(begin)

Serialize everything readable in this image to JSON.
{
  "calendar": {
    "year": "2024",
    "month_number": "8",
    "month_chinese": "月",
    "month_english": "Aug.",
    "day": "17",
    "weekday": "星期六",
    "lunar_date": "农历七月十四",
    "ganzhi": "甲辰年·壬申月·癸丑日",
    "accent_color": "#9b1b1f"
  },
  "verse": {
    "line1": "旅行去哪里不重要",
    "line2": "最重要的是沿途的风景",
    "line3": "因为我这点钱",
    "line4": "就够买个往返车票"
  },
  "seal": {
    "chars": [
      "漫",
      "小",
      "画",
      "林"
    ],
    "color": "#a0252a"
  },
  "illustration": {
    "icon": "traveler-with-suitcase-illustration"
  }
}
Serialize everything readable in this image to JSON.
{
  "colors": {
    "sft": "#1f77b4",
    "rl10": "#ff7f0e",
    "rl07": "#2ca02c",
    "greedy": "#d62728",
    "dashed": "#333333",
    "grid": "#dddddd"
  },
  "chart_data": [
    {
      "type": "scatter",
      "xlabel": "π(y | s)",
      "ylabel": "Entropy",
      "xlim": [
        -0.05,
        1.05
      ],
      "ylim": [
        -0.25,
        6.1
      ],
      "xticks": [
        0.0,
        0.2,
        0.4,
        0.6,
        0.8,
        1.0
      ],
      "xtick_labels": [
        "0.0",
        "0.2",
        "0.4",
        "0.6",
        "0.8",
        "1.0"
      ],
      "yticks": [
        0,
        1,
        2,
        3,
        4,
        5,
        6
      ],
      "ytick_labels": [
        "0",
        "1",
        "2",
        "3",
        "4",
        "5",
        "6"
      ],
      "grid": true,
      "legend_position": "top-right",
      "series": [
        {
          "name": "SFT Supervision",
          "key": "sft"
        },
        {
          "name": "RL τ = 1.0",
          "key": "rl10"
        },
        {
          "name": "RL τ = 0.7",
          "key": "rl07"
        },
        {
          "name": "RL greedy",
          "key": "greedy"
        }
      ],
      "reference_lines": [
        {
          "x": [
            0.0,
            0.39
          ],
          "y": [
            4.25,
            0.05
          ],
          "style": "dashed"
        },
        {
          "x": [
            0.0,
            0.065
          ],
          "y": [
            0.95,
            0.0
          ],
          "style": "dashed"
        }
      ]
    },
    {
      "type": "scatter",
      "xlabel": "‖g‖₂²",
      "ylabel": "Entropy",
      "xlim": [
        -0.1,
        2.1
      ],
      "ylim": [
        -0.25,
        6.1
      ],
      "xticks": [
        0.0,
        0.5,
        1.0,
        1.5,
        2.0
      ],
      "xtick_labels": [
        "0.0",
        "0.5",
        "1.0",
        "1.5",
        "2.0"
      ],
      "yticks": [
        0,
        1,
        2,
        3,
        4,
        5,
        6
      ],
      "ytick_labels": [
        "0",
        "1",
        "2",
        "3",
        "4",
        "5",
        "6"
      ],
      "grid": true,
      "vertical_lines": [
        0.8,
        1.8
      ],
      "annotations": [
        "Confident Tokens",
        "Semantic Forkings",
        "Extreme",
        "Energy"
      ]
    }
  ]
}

(end)

TASK DIRECTIONS -> Give only the number of lines above that hold the string "greedy".

THE REPLY -> 3